Prompt — Copy out each line featuring the string "Fiskere" from the entries beneath.

┌────────

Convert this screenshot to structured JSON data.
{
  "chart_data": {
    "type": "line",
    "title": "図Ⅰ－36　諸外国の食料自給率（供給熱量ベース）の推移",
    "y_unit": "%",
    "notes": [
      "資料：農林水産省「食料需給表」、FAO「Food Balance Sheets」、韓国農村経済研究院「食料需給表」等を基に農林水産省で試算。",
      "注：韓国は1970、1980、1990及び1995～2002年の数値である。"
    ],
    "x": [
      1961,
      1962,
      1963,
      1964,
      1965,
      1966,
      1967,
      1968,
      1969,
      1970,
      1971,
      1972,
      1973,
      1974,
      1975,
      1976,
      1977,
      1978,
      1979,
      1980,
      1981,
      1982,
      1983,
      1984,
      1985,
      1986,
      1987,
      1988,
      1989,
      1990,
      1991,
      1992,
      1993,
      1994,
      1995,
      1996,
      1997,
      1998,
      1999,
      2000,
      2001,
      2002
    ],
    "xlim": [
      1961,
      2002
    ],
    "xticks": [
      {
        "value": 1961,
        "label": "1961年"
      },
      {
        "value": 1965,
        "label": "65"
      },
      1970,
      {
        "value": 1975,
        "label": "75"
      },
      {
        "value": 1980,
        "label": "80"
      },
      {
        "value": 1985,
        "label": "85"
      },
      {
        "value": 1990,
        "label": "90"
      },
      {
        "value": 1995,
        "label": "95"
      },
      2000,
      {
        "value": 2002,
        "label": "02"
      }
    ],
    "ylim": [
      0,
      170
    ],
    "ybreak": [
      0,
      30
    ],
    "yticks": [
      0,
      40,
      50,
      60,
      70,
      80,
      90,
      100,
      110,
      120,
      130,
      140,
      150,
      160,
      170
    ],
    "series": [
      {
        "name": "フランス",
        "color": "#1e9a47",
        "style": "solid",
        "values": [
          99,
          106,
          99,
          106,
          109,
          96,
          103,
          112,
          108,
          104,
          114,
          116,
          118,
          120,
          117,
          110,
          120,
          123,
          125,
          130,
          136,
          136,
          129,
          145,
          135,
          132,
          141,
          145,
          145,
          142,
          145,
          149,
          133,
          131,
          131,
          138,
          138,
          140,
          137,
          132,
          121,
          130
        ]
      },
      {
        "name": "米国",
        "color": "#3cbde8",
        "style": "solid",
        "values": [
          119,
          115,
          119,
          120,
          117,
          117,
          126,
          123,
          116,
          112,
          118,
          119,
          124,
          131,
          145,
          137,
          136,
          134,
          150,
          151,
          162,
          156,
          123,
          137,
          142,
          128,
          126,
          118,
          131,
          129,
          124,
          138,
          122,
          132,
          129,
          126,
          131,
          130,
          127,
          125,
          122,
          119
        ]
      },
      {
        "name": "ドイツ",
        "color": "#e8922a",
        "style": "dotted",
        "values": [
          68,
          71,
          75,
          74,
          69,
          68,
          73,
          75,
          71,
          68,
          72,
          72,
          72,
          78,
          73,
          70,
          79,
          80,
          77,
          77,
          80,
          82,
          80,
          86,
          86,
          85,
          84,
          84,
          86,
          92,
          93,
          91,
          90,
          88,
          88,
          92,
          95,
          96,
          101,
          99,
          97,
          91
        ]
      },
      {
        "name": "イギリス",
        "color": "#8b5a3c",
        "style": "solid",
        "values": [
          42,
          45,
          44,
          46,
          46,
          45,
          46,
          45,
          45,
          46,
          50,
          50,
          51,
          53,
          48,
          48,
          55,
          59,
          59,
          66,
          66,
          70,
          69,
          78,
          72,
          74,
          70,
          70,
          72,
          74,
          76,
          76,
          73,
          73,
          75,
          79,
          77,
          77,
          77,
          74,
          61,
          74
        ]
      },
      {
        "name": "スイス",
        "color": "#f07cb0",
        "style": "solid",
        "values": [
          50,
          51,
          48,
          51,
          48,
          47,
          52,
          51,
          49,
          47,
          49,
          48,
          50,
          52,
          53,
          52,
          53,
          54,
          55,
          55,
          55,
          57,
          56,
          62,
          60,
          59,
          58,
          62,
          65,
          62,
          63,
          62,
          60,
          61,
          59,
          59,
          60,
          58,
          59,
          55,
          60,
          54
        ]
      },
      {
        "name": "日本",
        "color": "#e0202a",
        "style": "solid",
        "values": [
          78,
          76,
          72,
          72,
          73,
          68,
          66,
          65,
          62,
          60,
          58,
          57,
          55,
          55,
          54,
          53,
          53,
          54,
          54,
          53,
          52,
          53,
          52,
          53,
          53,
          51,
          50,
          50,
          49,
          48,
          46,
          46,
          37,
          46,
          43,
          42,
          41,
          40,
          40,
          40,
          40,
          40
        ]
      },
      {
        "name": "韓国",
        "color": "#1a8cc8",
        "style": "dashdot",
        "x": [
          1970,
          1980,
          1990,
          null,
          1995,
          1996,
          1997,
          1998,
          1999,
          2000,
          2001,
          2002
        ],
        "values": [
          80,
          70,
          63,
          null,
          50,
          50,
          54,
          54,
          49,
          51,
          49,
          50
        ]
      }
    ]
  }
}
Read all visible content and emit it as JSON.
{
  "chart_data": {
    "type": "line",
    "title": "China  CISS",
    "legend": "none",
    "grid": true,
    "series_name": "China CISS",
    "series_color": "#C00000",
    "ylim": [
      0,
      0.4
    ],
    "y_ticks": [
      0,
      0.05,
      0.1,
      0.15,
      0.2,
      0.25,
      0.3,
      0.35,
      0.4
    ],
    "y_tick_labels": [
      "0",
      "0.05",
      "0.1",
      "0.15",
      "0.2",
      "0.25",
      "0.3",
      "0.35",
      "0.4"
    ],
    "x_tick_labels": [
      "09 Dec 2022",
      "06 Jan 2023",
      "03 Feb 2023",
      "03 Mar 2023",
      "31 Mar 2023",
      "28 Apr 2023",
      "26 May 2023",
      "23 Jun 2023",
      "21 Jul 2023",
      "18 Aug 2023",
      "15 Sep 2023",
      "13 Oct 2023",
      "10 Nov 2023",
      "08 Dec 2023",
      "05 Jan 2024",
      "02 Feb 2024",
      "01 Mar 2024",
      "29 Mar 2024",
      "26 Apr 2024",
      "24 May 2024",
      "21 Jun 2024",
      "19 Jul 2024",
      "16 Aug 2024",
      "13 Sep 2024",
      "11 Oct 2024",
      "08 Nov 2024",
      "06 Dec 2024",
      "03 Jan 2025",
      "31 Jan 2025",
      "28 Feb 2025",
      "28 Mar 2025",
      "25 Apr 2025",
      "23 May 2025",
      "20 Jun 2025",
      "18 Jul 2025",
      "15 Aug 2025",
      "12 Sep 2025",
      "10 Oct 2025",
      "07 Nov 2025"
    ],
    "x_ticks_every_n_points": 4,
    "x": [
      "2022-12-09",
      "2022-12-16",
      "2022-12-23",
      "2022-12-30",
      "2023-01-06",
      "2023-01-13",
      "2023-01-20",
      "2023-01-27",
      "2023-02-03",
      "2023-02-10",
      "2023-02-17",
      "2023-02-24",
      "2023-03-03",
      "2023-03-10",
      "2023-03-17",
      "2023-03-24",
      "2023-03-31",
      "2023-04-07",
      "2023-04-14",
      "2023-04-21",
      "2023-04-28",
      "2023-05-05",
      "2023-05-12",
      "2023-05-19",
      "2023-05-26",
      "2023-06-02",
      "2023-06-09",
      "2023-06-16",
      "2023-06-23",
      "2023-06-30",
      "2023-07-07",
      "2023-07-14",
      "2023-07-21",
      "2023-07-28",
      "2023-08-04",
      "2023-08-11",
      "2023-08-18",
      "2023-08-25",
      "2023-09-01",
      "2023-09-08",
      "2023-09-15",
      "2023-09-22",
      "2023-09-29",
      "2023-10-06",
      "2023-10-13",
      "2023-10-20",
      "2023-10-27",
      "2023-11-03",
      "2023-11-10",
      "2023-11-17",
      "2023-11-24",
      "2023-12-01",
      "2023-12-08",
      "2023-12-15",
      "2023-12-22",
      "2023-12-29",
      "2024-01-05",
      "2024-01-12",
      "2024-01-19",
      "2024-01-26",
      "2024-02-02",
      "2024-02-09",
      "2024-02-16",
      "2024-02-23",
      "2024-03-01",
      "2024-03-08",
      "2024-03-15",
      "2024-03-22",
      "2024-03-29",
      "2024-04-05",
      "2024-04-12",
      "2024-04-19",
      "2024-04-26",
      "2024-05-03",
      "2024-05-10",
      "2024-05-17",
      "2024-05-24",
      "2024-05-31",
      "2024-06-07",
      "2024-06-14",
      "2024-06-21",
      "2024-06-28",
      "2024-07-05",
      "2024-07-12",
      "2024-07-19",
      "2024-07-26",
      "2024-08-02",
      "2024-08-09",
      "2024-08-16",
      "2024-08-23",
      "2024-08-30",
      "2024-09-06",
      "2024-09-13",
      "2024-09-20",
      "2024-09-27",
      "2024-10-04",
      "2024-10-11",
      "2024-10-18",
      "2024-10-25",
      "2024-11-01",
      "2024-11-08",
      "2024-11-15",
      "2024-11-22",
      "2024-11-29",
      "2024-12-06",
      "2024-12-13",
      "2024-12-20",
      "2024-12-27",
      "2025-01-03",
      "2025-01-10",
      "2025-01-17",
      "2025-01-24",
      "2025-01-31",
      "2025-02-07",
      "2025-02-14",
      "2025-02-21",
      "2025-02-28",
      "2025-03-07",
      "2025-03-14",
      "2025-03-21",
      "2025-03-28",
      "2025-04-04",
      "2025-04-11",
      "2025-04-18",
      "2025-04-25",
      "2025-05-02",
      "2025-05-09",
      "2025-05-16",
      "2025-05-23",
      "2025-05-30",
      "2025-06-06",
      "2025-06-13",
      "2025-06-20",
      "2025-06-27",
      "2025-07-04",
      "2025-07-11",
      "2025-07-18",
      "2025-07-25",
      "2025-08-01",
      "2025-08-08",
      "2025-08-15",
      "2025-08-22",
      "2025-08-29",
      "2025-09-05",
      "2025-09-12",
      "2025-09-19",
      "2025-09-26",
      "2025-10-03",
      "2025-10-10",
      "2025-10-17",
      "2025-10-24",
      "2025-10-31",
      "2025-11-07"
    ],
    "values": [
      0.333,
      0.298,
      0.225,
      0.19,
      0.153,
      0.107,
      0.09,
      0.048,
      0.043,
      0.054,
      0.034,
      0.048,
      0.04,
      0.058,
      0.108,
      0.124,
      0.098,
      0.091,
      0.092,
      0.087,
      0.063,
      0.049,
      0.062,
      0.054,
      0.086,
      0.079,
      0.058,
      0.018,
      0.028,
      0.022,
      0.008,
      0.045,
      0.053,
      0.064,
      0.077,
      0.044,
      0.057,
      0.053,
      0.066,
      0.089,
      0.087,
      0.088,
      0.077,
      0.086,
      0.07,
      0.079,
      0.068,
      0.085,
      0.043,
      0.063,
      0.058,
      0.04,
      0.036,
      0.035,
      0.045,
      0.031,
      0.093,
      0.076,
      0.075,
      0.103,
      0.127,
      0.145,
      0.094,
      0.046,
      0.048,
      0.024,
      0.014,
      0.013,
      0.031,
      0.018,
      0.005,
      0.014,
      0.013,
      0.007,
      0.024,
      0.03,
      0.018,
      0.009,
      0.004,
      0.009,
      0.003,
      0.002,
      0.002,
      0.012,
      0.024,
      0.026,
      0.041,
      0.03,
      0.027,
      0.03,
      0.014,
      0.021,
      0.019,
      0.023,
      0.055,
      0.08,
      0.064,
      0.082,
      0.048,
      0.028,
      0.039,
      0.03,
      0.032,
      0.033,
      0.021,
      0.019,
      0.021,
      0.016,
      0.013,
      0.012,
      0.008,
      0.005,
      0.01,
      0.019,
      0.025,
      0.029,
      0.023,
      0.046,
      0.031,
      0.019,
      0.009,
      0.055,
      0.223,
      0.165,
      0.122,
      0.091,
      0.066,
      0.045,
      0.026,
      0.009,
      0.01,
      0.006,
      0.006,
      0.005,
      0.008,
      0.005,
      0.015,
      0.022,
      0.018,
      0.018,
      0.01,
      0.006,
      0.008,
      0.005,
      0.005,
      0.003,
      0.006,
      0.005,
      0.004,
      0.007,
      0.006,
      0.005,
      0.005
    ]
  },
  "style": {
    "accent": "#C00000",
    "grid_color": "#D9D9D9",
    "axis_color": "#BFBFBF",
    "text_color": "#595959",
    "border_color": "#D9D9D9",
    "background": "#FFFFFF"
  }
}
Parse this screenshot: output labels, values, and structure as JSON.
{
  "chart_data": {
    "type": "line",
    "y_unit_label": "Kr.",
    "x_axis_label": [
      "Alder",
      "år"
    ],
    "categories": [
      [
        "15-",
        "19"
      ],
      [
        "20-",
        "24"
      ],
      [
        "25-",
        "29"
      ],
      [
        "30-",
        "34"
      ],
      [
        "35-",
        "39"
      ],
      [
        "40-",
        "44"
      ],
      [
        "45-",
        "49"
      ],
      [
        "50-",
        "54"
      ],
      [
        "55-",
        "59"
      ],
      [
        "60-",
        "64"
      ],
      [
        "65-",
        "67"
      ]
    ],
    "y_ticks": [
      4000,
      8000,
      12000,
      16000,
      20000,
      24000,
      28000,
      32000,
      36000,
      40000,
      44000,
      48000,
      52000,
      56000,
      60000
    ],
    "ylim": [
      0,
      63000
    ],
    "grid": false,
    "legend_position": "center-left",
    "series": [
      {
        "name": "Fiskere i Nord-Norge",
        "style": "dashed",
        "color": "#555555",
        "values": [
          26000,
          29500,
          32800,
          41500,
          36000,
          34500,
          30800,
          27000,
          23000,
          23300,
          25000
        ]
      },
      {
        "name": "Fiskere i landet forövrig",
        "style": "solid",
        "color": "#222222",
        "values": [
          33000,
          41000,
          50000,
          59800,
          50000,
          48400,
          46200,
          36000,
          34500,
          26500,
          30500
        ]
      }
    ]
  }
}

└────────

Reply to the exercise —
        "name": "Fiskere i Nord-Norge",
        "name": "Fiskere i landet forövrig",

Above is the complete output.